- _JOB_
Return every line of the records below verbatim, with no pictures in the copy.

- _DATA SUPPLIED_
^^^^^^^^^^^^^^^^
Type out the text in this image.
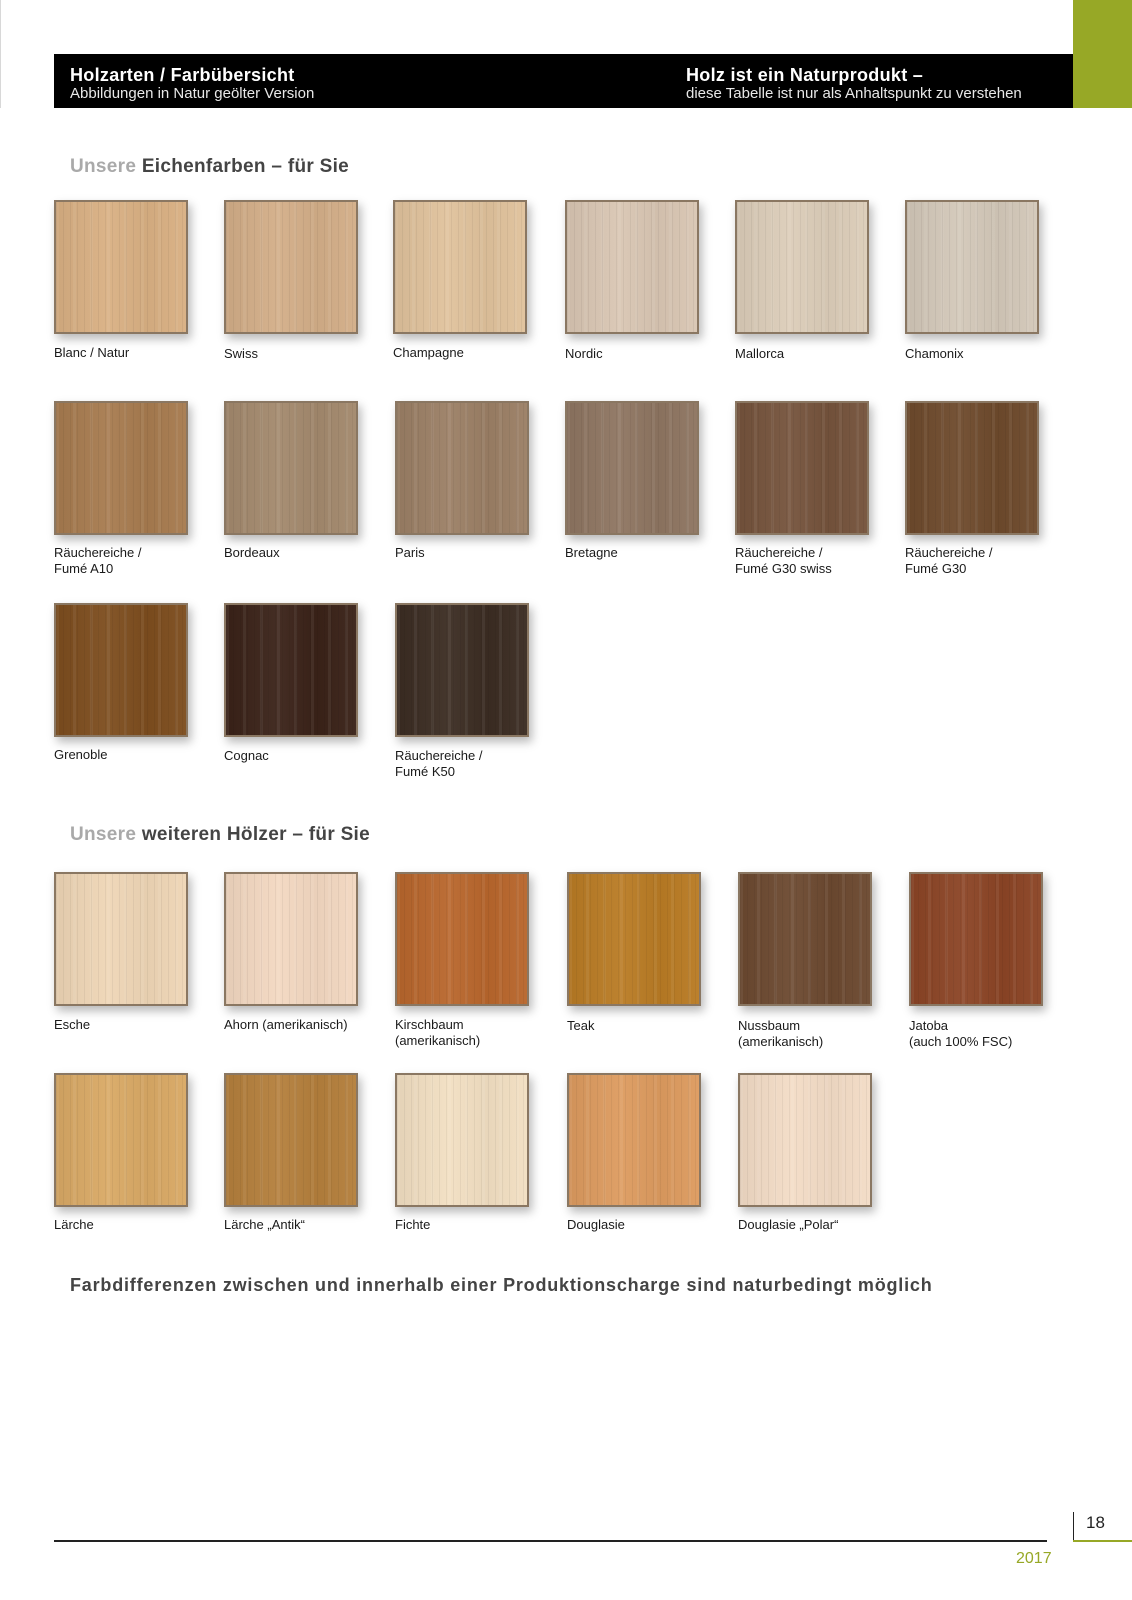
Holzarten / Farbübersicht
Abbildungen in Natur geölter Version
Holz ist ein Naturprodukt –
diese Tabelle ist nur als Anhaltspunkt zu verstehen
Unsere Eichenfarben – für Sie
Unsere weiteren Hölzer – für Sie
Blanc / Natur	Swiss	Champagne	Nordic	Mallorca	Chamonix
Räuchereiche /
Fumé A10
Bordeaux	Paris	Bretagne	Räuchereiche /
Fumé G30 swiss
Räuchereiche /
Fumé G30
Grenoble	Cognac	Räuchereiche /
Fumé K50
Esche	Ahorn (amerikanisch)	Kirschbaum
(amerikanisch)
Teak	Nussbaum
(amerikanisch)
Jatoba
(auch 100% FSC)
Lärche	Lärche „Antik“	Fichte	Douglasie	Douglasie „Polar“
Farbdifferenzen zwischen und innerhalb einer Produktionscharge sind naturbedingt möglich
18
2017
^^^^^^^^^^^^^^^^
- _SOLUTION FOR THIS PROBLEM_
Type out the text in this image.
Holzarten / Farbübersicht
Abbildungen in Natur geölter Version
Holz ist ein Naturprodukt –
diese Tabelle ist nur als Anhaltspunkt zu verstehen
Unsere Eichenfarben – für Sie
Unsere weiteren Hölzer – für Sie
Blanc / Natur	Swiss	Champagne	Nordic	Mallorca	Chamonix
Räuchereiche /
Fumé A10
Bordeaux	Paris	Bretagne	Räuchereiche /
Fumé G30 swiss
Räuchereiche /
Fumé G30
Grenoble	Cognac	Räuchereiche /
Fumé K50
Esche	Ahorn (amerikanisch)	Kirschbaum
(amerikanisch)
Teak	Nussbaum
(amerikanisch)
Jatoba
(auch 100% FSC)
Lärche	Lärche „Antik“	Fichte	Douglasie	Douglasie „Polar“
Farbdifferenzen zwischen und innerhalb einer Produktionscharge sind naturbedingt möglich
18
2017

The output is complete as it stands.